Dataset excerpt

"""

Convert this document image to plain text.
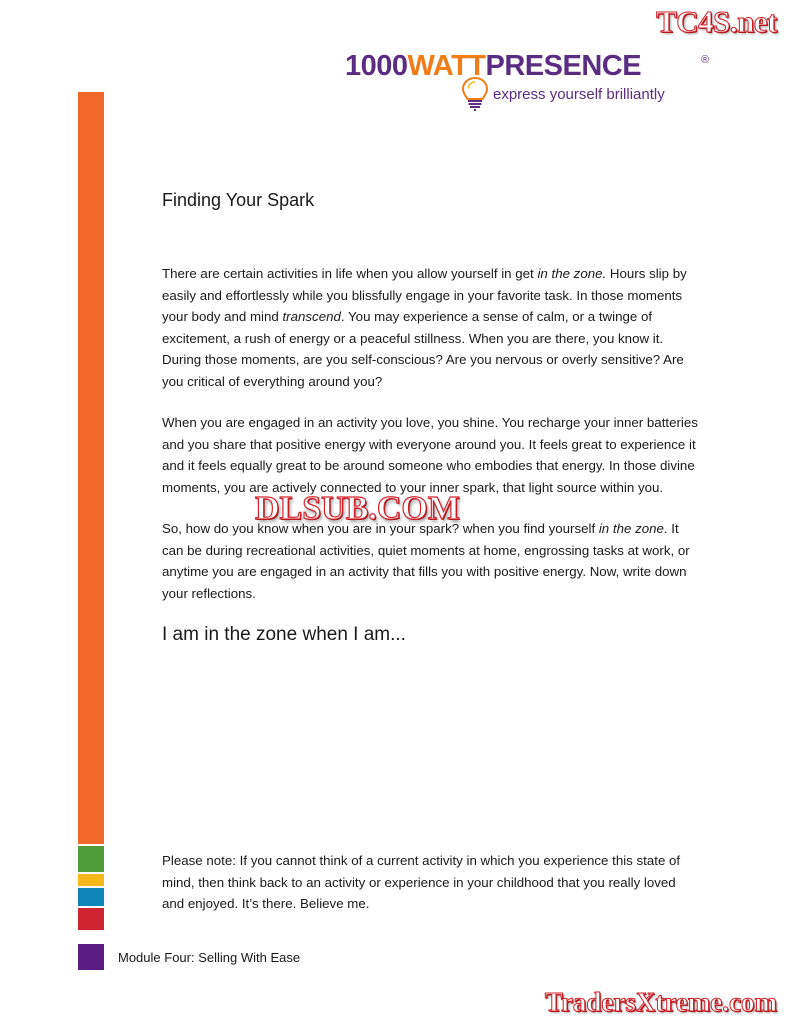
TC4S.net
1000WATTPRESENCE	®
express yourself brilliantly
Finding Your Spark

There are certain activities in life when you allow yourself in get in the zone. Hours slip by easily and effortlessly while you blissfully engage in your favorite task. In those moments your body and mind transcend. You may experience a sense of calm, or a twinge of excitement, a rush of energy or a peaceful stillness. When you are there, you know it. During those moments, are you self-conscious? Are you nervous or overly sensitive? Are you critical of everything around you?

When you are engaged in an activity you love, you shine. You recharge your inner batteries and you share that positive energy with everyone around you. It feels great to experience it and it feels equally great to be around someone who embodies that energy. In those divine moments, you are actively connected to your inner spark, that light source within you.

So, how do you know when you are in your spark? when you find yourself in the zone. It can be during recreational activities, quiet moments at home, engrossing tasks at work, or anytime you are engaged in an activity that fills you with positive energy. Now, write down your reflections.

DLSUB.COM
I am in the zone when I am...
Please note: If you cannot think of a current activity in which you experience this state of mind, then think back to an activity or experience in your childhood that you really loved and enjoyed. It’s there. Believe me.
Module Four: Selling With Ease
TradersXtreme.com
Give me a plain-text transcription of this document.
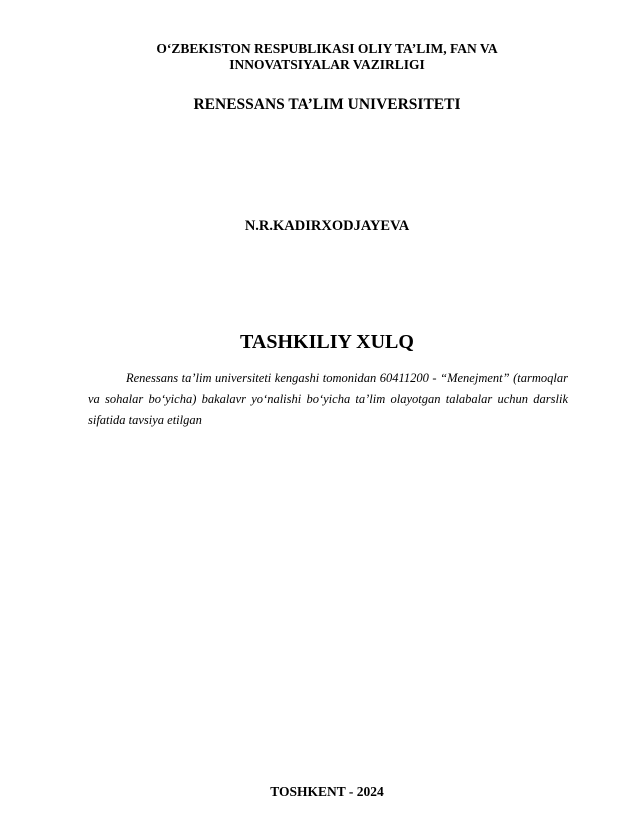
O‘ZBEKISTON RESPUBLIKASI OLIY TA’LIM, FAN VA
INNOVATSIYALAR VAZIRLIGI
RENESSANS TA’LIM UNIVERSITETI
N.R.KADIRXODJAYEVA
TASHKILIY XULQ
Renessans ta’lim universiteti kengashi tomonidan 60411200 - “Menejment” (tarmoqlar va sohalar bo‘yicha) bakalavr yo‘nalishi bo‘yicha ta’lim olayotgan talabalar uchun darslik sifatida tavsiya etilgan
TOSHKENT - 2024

"""

## DIRECTION
Take each line of the material that contains the word "those" and list it.

## WRITTEN ANSWER
There are certain activities in life when you allow yourself in get in the zone. Hours slip by easily and effortlessly while you blissfully engage in your favorite task. In those moments your body and mind transcend. You may experience a sense of calm, or a twinge of excitement, a rush of energy or a peaceful stillness. When you are there, you know it. During those moments, are you self-conscious? Are you nervous or overly sensitive? Are you critical of everything around you?
When you are engaged in an activity you love, you shine. You recharge your inner batteries and you share that positive energy with everyone around you. It feels great to experience it and it feels equally great to be around someone who embodies that energy. In those divine moments, you are actively connected to your inner spark, that light source within you.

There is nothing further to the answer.